● **Stated exercise**:
Which lines of the records contain "Show"? Collect every one of them.

● **Information given**:
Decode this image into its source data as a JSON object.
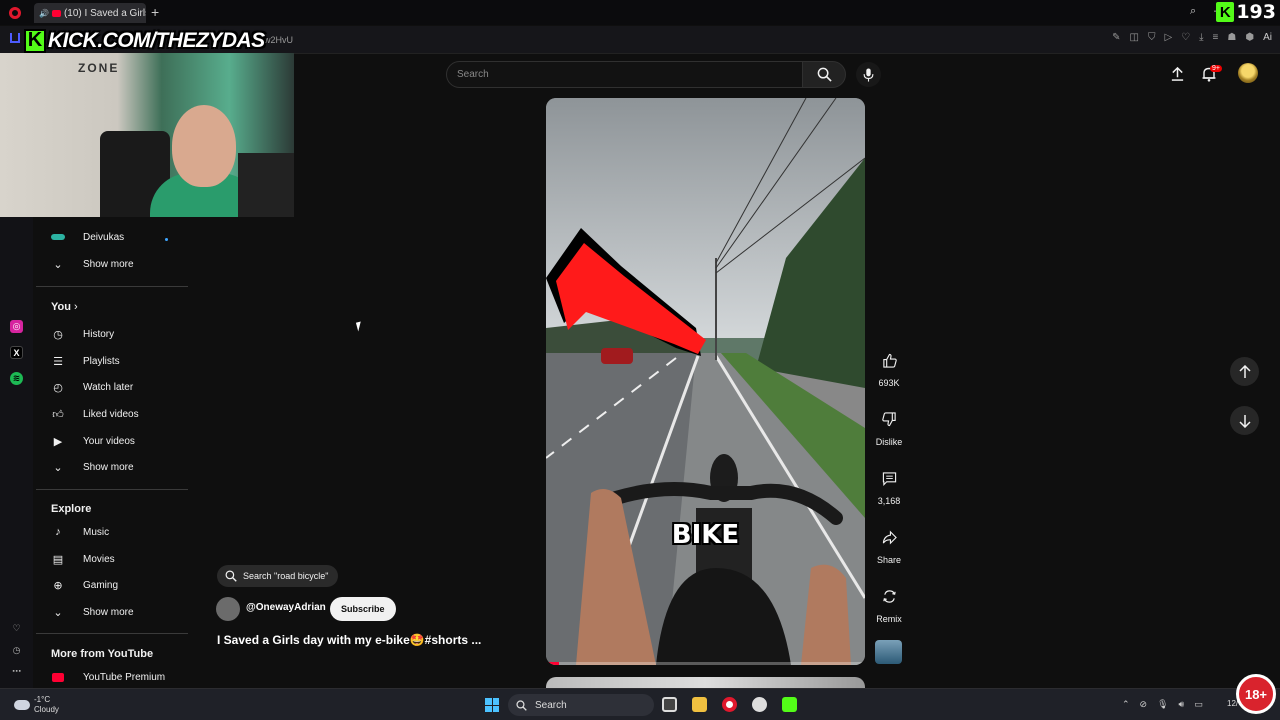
{
  "browser": {
    "tab_title": "(10) I Saved a Girls da",
    "new_tab_label": "+",
    "url_tail": "Ew2HvU",
    "ai_label": "Ai",
    "kick_counter": "193",
    "kick_logo": "K"
  },
  "stream_overlay": {
    "kick_url": "KICK.COM/THEZYDAS",
    "kick_logo": "K",
    "wall_text": "ZONE"
  },
  "search": {
    "placeholder": "Search"
  },
  "header": {
    "notifications_badge": "9+"
  },
  "guide": {
    "subscription_item": "Deivukas",
    "show_more_1": "Show more",
    "you_heading": "You",
    "you_items": [
      "History",
      "Playlists",
      "Watch later",
      "Liked videos",
      "Your videos"
    ],
    "show_more_2": "Show more",
    "explore_heading": "Explore",
    "explore_items": [
      "Music",
      "Movies",
      "Gaming"
    ],
    "show_more_3": "Show more",
    "more_heading": "More from YouTube",
    "more_items": [
      "YouTube Premium"
    ]
  },
  "short": {
    "caption": "BIKE",
    "progress_fraction": 0.04,
    "search_chip": "Search \"road bicycle\"",
    "channel": "@OnewayAdrian",
    "subscribe_label": "Subscribe",
    "title": "I Saved a Girls day with my e-bike🤩#shorts ..."
  },
  "actions": {
    "likes": "693K",
    "dislike_label": "Dislike",
    "comments": "3,168",
    "share_label": "Share",
    "remix_label": "Remix"
  },
  "taskbar": {
    "temperature": "-1°C",
    "weather": "Cloudy",
    "search_label": "Search",
    "date_fragment": "12/",
    "age_badge": "18+"
  },
  "colors": {
    "youtube_red": "#ff0033",
    "kick_green": "#53fc18",
    "background": "#0f0f0f"
  }
}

● **Correct answer**:
    "show_more_1": "Show more",
    "show_more_2": "Show more",
    "show_more_3": "Show more",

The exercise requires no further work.